_Record excerpts_
====================

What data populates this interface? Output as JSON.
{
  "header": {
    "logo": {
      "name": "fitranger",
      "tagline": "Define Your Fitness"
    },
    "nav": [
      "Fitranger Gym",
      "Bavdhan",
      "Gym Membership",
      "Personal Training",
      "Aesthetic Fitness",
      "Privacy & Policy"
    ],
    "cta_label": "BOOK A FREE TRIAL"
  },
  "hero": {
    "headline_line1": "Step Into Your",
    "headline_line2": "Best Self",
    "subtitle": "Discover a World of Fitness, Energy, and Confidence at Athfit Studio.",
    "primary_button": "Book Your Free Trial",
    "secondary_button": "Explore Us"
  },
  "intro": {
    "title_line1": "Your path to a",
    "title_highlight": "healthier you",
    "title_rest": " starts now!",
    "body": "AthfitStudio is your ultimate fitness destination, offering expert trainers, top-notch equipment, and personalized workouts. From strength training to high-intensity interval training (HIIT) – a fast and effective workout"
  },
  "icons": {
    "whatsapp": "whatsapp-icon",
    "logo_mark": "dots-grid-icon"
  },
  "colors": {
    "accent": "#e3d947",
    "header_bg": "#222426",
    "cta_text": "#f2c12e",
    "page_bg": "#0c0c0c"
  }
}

====================

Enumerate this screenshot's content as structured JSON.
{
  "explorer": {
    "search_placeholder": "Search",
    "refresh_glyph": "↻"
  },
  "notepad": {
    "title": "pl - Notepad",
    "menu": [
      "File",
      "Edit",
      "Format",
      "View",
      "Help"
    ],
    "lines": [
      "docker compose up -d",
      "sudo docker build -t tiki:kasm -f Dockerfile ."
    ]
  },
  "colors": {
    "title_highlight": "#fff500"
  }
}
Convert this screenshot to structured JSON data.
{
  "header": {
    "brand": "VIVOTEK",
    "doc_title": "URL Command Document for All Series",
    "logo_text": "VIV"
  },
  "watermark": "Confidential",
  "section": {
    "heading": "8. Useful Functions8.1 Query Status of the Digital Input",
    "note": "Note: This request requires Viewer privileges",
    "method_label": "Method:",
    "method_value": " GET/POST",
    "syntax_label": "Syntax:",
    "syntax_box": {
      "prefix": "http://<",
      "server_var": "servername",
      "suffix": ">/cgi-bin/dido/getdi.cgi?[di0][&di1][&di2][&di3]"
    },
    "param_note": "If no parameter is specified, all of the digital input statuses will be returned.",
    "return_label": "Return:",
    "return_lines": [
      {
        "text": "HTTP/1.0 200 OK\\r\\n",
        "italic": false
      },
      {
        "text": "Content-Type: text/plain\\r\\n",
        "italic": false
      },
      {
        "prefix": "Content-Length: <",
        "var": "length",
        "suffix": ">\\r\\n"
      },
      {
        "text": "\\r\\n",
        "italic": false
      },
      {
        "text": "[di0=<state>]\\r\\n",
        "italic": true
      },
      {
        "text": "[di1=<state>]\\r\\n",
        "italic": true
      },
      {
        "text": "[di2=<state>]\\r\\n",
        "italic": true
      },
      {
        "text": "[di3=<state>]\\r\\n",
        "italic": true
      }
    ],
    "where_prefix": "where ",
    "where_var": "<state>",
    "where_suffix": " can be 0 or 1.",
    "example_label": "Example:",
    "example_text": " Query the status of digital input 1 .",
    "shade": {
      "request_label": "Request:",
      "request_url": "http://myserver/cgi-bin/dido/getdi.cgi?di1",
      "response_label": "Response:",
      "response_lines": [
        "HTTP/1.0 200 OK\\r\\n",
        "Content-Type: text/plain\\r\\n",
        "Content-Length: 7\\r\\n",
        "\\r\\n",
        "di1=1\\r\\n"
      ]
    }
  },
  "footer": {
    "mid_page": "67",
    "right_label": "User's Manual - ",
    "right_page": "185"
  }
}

====================

_Given problem_
Find each line with the string "structured" and copy it out.

_Expected answer_
Enumerate this screenshot's content as structured JSON.
Convert this screenshot to structured JSON data.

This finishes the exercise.